* Directions for this task:
Keep every line where the word "case" appears; drop the rest.

* Collected data:

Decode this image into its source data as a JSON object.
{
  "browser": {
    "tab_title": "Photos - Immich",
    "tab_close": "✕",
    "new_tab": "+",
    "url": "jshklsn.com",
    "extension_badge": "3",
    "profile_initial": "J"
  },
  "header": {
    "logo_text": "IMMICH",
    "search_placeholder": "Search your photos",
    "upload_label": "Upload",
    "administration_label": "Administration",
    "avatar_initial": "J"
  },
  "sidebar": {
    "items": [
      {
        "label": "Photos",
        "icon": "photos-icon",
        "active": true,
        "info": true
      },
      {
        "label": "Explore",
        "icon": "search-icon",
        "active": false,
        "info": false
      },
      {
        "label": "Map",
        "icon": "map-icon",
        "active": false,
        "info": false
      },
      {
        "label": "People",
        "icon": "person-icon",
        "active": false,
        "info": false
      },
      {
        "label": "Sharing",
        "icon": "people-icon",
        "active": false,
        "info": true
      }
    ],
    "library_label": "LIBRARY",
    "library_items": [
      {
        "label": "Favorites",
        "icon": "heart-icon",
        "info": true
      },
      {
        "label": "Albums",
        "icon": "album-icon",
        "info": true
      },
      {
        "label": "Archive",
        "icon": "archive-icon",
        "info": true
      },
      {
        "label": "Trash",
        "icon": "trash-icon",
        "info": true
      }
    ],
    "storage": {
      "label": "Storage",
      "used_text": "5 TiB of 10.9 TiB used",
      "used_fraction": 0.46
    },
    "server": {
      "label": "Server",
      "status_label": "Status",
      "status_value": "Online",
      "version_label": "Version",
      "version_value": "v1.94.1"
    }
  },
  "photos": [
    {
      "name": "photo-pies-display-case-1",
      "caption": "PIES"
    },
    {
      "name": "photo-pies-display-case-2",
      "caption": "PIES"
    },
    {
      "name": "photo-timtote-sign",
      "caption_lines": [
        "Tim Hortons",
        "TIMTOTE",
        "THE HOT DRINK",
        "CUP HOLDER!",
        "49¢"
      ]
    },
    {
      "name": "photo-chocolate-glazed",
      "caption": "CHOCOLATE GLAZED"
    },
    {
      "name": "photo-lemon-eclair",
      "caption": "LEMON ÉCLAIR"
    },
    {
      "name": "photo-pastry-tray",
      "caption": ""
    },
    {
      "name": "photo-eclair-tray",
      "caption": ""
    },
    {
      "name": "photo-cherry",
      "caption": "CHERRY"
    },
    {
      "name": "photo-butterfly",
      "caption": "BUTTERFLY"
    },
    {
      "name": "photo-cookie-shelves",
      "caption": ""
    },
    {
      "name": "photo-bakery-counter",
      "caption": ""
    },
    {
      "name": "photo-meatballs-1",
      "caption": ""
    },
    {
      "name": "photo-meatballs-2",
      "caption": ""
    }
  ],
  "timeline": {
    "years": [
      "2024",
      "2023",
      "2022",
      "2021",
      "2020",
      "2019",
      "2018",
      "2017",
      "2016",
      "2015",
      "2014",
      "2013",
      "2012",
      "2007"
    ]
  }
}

* Answer to this exercise:
      "name": "photo-pies-display-case-1",
      "name": "photo-pies-display-case-2",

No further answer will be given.